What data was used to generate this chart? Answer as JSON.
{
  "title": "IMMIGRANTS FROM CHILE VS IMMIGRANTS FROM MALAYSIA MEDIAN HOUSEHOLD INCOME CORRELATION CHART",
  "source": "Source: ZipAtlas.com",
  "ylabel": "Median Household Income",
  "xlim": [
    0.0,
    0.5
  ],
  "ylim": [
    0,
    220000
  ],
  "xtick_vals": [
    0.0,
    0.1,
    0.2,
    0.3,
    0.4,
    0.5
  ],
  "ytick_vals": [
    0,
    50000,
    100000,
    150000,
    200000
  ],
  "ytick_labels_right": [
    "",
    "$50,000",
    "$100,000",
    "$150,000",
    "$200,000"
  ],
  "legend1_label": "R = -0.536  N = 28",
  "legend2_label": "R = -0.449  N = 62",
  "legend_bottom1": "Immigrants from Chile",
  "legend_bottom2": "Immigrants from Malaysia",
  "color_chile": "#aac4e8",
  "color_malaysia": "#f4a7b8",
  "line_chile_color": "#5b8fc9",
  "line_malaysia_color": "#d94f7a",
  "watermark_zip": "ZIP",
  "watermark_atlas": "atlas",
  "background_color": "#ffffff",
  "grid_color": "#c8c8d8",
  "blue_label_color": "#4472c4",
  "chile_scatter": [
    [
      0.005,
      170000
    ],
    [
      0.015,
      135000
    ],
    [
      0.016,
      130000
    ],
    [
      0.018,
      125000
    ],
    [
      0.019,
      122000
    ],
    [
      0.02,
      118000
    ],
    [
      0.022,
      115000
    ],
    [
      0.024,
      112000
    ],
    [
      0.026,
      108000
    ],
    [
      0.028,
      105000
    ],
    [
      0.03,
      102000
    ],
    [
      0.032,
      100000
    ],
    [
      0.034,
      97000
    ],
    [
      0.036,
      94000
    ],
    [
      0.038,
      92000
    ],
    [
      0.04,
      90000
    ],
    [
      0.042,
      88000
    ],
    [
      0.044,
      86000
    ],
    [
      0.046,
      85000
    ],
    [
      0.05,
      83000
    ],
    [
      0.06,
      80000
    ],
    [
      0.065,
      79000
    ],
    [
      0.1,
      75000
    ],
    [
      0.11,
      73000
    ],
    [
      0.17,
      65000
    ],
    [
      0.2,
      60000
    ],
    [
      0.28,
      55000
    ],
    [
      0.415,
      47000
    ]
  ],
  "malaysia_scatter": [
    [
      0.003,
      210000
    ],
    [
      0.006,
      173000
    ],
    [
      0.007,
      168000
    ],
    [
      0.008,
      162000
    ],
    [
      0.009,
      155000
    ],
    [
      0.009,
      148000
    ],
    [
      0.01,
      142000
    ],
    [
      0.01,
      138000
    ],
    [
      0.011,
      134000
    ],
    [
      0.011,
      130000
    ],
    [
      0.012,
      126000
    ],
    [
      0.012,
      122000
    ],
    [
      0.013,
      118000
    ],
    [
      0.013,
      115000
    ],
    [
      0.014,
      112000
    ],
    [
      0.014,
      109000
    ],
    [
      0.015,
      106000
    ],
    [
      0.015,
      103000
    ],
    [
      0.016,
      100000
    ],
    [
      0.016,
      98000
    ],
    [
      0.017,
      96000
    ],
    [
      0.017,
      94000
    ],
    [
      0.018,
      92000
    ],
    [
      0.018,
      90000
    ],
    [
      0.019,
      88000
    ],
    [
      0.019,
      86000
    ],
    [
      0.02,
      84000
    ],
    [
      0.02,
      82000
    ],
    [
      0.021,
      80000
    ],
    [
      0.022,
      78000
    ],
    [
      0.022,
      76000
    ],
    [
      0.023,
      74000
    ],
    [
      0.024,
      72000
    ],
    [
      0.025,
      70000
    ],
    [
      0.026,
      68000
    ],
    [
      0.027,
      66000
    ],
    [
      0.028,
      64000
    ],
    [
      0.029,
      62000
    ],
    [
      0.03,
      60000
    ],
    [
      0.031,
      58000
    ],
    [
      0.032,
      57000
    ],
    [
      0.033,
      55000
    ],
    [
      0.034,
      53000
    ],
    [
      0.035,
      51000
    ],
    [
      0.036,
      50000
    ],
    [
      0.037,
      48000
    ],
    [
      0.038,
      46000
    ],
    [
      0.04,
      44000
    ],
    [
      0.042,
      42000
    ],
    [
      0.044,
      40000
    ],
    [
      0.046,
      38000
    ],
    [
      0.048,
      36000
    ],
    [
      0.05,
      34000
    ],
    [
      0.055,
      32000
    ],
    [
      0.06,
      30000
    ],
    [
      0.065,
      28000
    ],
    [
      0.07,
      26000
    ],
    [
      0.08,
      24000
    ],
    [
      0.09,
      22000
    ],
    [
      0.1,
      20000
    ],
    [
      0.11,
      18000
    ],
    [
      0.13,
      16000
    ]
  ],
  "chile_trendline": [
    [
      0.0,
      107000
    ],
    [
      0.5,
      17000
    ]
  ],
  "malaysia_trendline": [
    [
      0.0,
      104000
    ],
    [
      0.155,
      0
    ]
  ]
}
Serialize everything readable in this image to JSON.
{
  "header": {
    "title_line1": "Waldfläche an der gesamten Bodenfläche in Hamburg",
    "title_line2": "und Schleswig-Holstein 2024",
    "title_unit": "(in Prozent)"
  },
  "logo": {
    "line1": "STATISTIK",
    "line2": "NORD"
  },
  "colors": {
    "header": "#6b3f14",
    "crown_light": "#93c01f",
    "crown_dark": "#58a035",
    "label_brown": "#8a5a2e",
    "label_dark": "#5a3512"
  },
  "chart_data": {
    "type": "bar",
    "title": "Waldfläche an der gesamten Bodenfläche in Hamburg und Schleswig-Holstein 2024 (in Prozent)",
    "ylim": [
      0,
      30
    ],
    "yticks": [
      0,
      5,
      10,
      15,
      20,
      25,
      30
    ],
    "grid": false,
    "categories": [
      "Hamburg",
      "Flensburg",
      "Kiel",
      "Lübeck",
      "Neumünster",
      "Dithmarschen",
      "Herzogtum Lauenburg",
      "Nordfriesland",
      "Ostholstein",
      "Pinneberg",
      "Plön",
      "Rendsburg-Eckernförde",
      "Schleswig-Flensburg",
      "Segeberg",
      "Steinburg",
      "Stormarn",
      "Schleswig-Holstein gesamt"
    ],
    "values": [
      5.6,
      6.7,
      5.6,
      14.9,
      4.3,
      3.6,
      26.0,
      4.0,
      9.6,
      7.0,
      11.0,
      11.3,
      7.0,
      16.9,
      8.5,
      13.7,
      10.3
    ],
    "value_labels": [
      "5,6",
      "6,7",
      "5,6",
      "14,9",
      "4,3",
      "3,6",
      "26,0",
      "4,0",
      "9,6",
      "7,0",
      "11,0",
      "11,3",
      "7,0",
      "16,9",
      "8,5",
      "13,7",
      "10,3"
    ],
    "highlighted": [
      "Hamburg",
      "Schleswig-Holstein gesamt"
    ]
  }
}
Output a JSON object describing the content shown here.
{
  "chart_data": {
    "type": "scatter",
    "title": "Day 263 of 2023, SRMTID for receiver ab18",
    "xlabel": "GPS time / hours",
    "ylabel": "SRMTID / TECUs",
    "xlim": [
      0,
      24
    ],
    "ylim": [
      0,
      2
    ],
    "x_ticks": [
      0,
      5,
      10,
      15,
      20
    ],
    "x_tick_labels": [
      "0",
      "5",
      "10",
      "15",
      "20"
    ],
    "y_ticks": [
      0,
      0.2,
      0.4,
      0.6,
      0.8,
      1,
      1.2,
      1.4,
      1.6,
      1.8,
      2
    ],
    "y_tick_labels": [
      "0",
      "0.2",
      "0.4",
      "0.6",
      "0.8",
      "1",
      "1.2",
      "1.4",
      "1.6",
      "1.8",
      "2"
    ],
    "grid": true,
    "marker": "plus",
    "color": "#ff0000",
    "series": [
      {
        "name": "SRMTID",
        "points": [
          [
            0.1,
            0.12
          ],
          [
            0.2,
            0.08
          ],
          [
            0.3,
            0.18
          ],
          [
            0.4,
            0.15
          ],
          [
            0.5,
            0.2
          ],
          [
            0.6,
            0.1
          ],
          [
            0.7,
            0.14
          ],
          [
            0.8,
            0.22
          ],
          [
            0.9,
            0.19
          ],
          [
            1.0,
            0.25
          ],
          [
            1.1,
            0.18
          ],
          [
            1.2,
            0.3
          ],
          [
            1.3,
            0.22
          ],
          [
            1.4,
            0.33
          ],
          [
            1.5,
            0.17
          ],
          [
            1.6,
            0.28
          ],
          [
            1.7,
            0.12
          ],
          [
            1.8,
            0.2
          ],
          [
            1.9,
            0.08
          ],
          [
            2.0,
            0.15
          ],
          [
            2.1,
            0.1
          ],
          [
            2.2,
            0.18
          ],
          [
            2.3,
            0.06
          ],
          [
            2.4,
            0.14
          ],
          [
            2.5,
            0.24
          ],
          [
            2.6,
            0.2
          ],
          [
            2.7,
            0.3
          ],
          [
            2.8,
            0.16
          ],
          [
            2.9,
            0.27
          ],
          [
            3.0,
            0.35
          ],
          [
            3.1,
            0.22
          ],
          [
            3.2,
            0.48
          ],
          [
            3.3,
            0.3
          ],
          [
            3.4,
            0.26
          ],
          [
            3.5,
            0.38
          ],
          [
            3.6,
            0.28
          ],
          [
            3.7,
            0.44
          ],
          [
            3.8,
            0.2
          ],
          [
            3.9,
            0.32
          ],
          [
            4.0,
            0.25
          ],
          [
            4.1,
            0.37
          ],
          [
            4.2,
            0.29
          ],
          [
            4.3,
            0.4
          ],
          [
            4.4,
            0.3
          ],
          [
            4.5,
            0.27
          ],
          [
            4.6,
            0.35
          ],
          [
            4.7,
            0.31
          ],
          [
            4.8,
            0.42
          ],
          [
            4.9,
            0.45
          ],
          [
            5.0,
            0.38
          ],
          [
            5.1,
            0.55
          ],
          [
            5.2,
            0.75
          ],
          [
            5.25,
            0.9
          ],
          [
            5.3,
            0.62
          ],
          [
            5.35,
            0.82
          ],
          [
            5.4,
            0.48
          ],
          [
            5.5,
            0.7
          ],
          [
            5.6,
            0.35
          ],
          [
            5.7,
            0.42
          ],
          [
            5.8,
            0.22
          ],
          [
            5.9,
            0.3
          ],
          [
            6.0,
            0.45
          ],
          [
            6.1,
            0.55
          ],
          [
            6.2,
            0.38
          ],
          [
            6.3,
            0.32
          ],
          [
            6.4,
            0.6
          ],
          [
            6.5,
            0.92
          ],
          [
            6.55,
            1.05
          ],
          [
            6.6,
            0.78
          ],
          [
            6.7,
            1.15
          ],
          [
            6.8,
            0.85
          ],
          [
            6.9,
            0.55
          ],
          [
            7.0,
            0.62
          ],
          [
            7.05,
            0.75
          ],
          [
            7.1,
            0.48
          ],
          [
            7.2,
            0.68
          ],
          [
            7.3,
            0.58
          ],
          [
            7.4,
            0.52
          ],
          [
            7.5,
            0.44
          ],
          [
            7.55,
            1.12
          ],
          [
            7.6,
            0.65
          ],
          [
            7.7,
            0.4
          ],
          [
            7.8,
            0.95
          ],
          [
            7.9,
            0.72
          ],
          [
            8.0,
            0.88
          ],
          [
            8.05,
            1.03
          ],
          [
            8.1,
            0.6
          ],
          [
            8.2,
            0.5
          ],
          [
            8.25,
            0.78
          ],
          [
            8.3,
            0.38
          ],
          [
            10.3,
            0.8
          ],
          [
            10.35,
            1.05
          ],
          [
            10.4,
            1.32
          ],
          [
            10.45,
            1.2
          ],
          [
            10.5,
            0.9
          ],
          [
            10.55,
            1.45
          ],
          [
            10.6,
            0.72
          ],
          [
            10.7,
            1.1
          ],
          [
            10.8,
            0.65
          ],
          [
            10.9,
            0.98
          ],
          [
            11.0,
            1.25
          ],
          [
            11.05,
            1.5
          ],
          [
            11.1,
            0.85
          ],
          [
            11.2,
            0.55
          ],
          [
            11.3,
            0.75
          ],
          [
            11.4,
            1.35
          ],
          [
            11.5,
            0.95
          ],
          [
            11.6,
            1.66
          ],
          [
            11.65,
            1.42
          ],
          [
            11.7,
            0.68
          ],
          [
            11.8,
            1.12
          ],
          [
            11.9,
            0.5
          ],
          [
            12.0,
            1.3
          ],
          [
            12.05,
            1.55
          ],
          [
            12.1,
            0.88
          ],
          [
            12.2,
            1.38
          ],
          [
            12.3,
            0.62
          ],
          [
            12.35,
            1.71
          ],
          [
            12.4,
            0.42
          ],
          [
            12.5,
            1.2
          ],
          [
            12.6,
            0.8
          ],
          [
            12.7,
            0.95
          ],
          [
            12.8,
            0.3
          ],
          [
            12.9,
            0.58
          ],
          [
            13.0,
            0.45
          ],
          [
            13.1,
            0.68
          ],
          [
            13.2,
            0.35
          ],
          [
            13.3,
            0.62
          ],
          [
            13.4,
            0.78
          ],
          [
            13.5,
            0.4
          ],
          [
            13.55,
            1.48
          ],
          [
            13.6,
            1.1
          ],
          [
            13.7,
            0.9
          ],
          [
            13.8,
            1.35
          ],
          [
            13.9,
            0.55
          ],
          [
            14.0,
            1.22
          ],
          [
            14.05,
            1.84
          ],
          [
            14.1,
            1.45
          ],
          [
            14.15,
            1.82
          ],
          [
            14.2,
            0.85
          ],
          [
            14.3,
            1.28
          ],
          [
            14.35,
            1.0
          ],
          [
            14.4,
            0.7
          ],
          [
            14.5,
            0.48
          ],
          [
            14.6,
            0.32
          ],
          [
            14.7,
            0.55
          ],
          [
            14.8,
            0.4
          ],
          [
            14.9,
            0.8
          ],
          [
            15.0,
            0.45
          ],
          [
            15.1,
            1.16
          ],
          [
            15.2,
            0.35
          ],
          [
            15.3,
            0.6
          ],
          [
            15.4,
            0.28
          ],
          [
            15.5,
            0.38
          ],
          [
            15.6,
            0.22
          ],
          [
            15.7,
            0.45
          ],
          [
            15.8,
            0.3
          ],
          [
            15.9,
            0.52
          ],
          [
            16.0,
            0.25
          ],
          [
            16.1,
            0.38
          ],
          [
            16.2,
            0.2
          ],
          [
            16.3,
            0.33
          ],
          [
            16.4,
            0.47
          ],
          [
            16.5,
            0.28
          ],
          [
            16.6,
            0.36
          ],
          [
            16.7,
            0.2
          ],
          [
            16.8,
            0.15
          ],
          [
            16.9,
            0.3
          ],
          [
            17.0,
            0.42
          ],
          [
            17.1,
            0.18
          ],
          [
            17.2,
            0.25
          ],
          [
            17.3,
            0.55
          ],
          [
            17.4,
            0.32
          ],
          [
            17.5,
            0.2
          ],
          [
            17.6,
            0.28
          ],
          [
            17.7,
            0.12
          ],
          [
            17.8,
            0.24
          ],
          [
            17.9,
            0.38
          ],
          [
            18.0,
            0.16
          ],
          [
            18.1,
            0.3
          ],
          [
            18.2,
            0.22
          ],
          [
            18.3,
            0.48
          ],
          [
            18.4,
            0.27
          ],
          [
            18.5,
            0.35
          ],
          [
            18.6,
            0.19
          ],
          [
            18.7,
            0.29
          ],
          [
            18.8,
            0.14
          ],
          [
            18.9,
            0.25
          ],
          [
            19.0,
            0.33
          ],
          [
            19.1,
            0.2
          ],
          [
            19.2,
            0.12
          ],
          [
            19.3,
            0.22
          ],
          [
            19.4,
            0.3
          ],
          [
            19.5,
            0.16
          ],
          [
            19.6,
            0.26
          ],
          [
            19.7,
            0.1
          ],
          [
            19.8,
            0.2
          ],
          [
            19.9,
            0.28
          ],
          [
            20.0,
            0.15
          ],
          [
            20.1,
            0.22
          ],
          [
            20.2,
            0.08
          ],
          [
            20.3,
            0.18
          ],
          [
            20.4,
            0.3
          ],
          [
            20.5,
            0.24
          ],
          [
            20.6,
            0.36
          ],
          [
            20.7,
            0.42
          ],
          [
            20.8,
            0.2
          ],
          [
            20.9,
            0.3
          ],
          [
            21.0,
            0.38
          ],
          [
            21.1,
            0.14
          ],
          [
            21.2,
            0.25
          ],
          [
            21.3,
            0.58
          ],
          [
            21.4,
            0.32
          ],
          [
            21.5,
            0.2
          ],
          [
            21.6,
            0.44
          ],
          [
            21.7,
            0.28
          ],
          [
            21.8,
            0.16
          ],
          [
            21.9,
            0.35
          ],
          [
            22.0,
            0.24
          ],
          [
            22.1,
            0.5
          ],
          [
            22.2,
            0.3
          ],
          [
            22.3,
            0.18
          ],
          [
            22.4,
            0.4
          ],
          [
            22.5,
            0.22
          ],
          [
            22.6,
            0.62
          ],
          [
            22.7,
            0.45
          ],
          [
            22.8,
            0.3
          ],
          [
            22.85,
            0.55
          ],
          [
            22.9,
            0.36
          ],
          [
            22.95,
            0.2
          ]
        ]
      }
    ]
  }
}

════════════════

What is asked: Identify and list each line with the word "gesamten".

The reply:
    "title_line1": "Waldfläche an der gesamten Bodenfläche in Hamburg",
    "title": "Waldfläche an der gesamten Bodenfläche in Hamburg und Schleswig-Holstein 2024 (in Prozent)",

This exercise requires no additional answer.